**Short problem**
Copy the data exactly; pictures stay out of the copy.

**Recorded data**

=====

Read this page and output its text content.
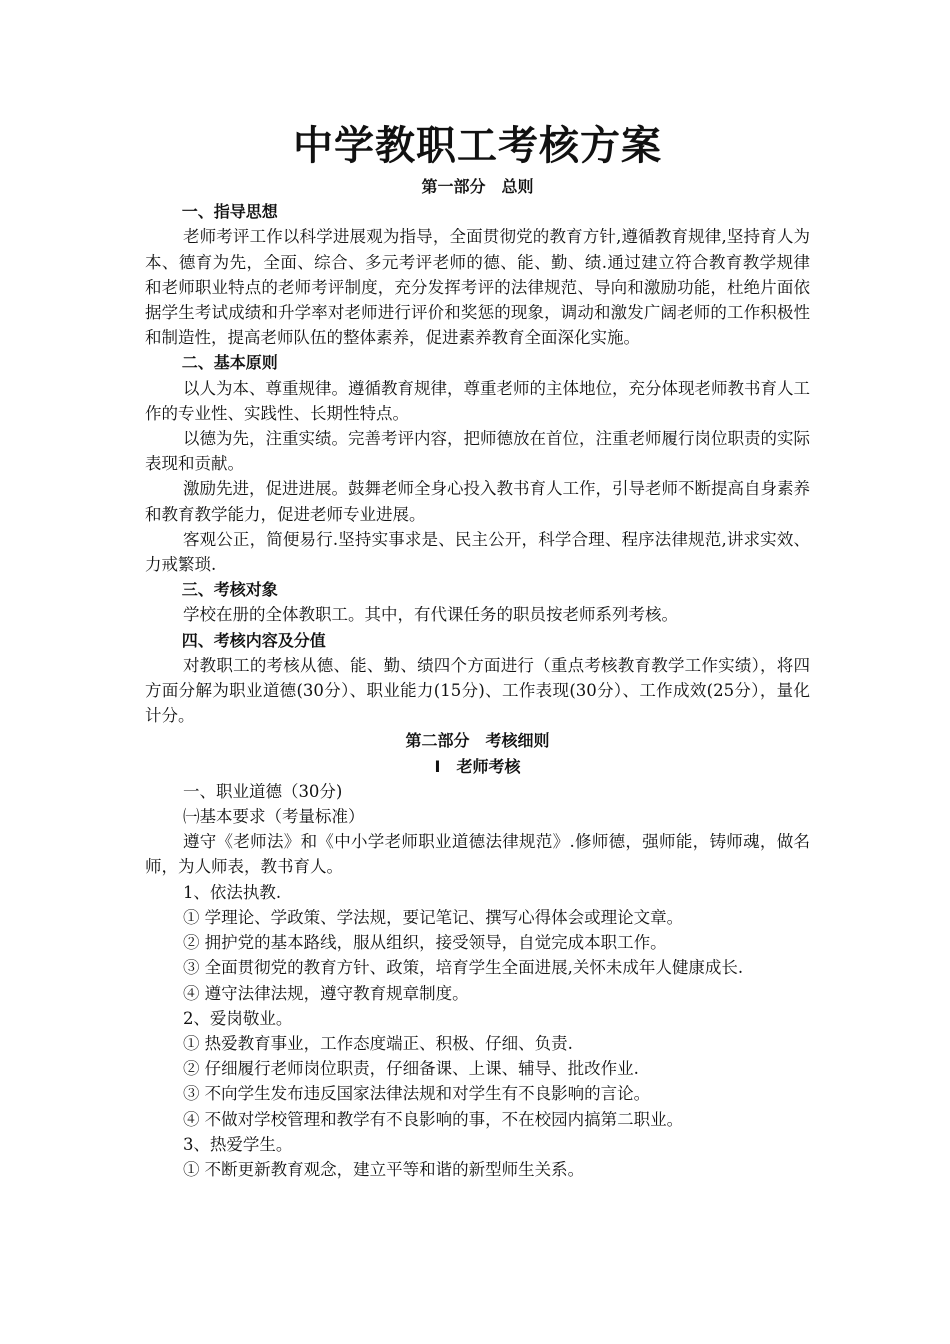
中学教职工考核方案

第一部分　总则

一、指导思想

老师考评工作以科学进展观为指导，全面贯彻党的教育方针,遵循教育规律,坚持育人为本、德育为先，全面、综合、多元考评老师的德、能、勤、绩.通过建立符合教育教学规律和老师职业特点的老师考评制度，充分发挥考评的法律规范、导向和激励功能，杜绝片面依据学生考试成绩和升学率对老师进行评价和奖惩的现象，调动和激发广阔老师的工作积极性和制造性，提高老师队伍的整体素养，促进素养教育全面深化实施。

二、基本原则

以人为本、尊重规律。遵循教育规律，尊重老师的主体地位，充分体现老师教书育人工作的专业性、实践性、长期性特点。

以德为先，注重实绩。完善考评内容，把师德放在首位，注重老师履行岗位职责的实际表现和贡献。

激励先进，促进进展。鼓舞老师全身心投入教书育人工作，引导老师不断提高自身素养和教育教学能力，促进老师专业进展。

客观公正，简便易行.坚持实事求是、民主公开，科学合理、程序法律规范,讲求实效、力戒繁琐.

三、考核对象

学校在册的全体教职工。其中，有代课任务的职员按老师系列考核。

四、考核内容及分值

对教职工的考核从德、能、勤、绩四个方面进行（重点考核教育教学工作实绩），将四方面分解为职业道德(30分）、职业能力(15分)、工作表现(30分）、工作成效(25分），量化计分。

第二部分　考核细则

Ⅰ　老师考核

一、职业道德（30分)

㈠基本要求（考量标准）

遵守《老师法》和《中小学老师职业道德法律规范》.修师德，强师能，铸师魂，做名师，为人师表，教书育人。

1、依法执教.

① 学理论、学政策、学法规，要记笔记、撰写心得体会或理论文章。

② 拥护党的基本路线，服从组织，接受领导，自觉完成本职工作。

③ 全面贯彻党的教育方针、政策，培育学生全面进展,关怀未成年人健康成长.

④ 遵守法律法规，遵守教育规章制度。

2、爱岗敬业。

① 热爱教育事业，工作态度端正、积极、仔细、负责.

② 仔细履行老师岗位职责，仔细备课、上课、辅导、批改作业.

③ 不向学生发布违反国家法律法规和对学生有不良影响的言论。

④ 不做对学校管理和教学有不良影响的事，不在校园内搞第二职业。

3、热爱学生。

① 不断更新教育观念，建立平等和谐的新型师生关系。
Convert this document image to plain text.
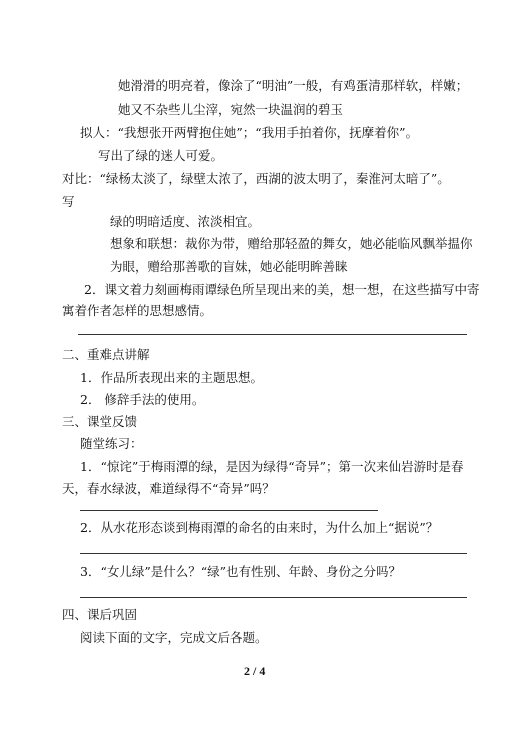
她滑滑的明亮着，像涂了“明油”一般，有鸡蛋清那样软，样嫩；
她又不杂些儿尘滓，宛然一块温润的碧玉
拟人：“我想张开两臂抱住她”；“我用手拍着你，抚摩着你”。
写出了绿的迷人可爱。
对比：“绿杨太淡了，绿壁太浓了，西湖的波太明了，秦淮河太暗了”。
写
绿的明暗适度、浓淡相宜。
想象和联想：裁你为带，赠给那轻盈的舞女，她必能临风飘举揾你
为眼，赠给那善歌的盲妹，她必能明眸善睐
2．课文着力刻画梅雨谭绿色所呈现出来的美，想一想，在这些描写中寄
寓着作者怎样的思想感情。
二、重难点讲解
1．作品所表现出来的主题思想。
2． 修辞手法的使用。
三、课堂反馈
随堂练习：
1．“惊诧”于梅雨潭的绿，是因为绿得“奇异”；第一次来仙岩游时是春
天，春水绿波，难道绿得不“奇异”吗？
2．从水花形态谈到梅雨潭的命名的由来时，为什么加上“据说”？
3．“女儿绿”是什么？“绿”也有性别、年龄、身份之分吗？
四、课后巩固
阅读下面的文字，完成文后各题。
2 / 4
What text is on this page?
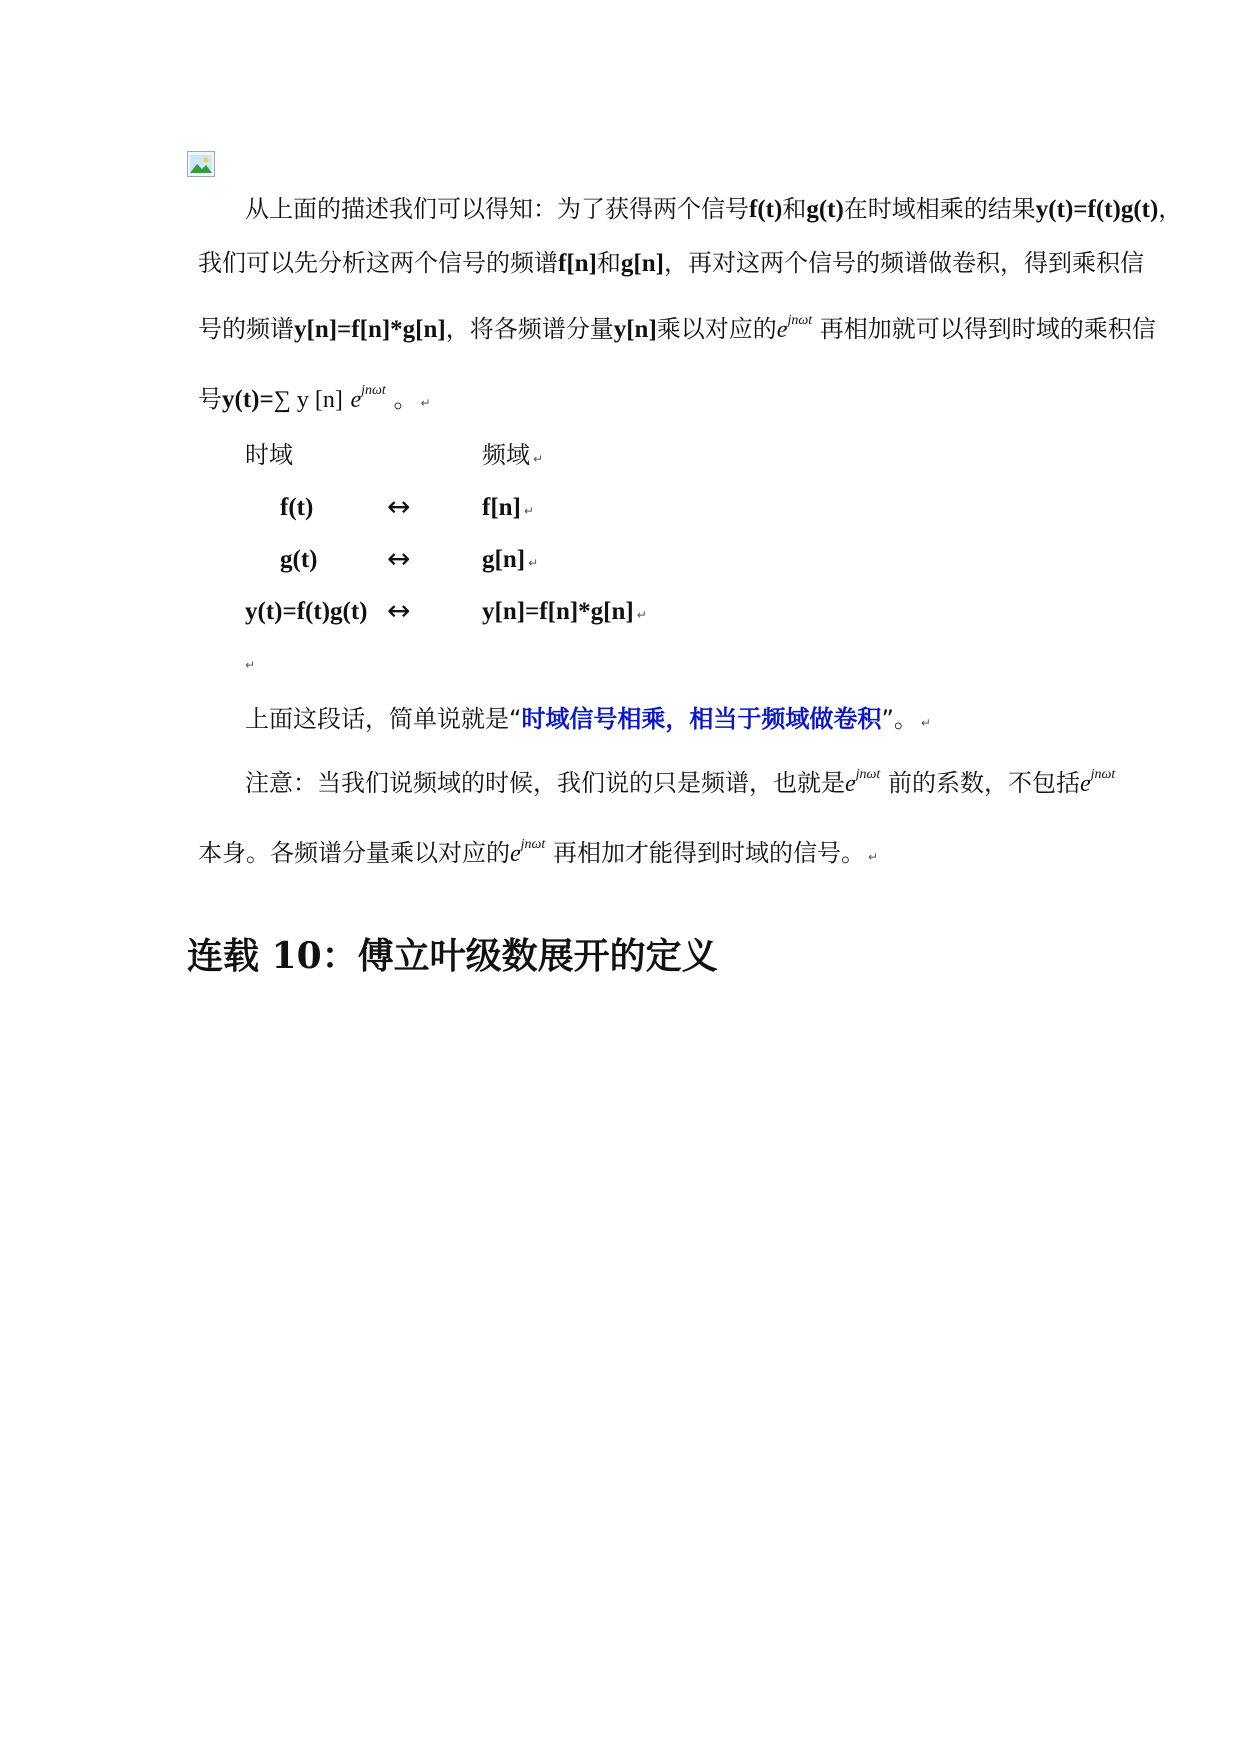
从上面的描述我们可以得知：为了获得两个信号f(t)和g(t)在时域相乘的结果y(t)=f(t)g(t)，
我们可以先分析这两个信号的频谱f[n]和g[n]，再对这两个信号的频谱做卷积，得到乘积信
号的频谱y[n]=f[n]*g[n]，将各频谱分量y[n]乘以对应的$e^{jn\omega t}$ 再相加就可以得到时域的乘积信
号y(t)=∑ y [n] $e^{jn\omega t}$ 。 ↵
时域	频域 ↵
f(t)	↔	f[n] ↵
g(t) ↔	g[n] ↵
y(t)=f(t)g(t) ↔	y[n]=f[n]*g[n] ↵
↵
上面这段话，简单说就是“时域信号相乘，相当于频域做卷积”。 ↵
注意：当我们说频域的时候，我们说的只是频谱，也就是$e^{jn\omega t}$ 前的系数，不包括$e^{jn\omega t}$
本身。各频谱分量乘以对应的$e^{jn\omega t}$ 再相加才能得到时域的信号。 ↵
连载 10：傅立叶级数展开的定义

=====

**Exercise response**
Read this page and output its text content.
中学教职工考核方案

第一部分　总则

一、指导思想

老师考评工作以科学进展观为指导，全面贯彻党的教育方针,遵循教育规律,坚持育人为本、德育为先，全面、综合、多元考评老师的德、能、勤、绩.通过建立符合教育教学规律和老师职业特点的老师考评制度，充分发挥考评的法律规范、导向和激励功能，杜绝片面依据学生考试成绩和升学率对老师进行评价和奖惩的现象，调动和激发广阔老师的工作积极性和制造性，提高老师队伍的整体素养，促进素养教育全面深化实施。

二、基本原则

以人为本、尊重规律。遵循教育规律，尊重老师的主体地位，充分体现老师教书育人工作的专业性、实践性、长期性特点。

以德为先，注重实绩。完善考评内容，把师德放在首位，注重老师履行岗位职责的实际表现和贡献。

激励先进，促进进展。鼓舞老师全身心投入教书育人工作，引导老师不断提高自身素养和教育教学能力，促进老师专业进展。

客观公正，简便易行.坚持实事求是、民主公开，科学合理、程序法律规范,讲求实效、力戒繁琐.

三、考核对象

学校在册的全体教职工。其中，有代课任务的职员按老师系列考核。

四、考核内容及分值

对教职工的考核从德、能、勤、绩四个方面进行（重点考核教育教学工作实绩），将四方面分解为职业道德(30分）、职业能力(15分)、工作表现(30分）、工作成效(25分），量化计分。

第二部分　考核细则

Ⅰ　老师考核

一、职业道德（30分)

㈠基本要求（考量标准）

遵守《老师法》和《中小学老师职业道德法律规范》.修师德，强师能，铸师魂，做名师，为人师表，教书育人。

1、依法执教.

① 学理论、学政策、学法规，要记笔记、撰写心得体会或理论文章。

② 拥护党的基本路线，服从组织，接受领导，自觉完成本职工作。

③ 全面贯彻党的教育方针、政策，培育学生全面进展,关怀未成年人健康成长.

④ 遵守法律法规，遵守教育规章制度。

2、爱岗敬业。

① 热爱教育事业，工作态度端正、积极、仔细、负责.

② 仔细履行老师岗位职责，仔细备课、上课、辅导、批改作业.

③ 不向学生发布违反国家法律法规和对学生有不良影响的言论。

④ 不做对学校管理和教学有不良影响的事，不在校园内搞第二职业。

3、热爱学生。

① 不断更新教育观念，建立平等和谐的新型师生关系。
Convert this document image to plain text.
她滑滑的明亮着，像涂了“明油”一般，有鸡蛋清那样软，样嫩；
她又不杂些儿尘滓，宛然一块温润的碧玉
拟人：“我想张开两臂抱住她”；“我用手拍着你，抚摩着你”。
写出了绿的迷人可爱。
对比：“绿杨太淡了，绿壁太浓了，西湖的波太明了，秦淮河太暗了”。
写
绿的明暗适度、浓淡相宜。
想象和联想：裁你为带，赠给那轻盈的舞女，她必能临风飘举揾你
为眼，赠给那善歌的盲妹，她必能明眸善睐
2．课文着力刻画梅雨谭绿色所呈现出来的美，想一想，在这些描写中寄
寓着作者怎样的思想感情。
二、重难点讲解
1．作品所表现出来的主题思想。
2． 修辞手法的使用。
三、课堂反馈
随堂练习：
1．“惊诧”于梅雨潭的绿，是因为绿得“奇异”；第一次来仙岩游时是春
天，春水绿波，难道绿得不“奇异”吗？
2．从水花形态谈到梅雨潭的命名的由来时，为什么加上“据说”？
3．“女儿绿”是什么？“绿”也有性别、年龄、身份之分吗？
四、课后巩固
阅读下面的文字，完成文后各题。
2 / 4
What text is on this page?
从上面的描述我们可以得知：为了获得两个信号f(t)和g(t)在时域相乘的结果y(t)=f(t)g(t)，
我们可以先分析这两个信号的频谱f[n]和g[n]，再对这两个信号的频谱做卷积，得到乘积信
号的频谱y[n]=f[n]*g[n]，将各频谱分量y[n]乘以对应的$e^{jn\omega t}$ 再相加就可以得到时域的乘积信
号y(t)=∑ y [n] $e^{jn\omega t}$ 。 ↵
时域	频域 ↵
f(t)	↔	f[n] ↵
g(t) ↔	g[n] ↵
y(t)=f(t)g(t) ↔	y[n]=f[n]*g[n] ↵
↵
上面这段话，简单说就是“时域信号相乘，相当于频域做卷积”。 ↵
注意：当我们说频域的时候，我们说的只是频谱，也就是$e^{jn\omega t}$ 前的系数，不包括$e^{jn\omega t}$
本身。各频谱分量乘以对应的$e^{jn\omega t}$ 再相加才能得到时域的信号。 ↵
连载 10：傅立叶级数展开的定义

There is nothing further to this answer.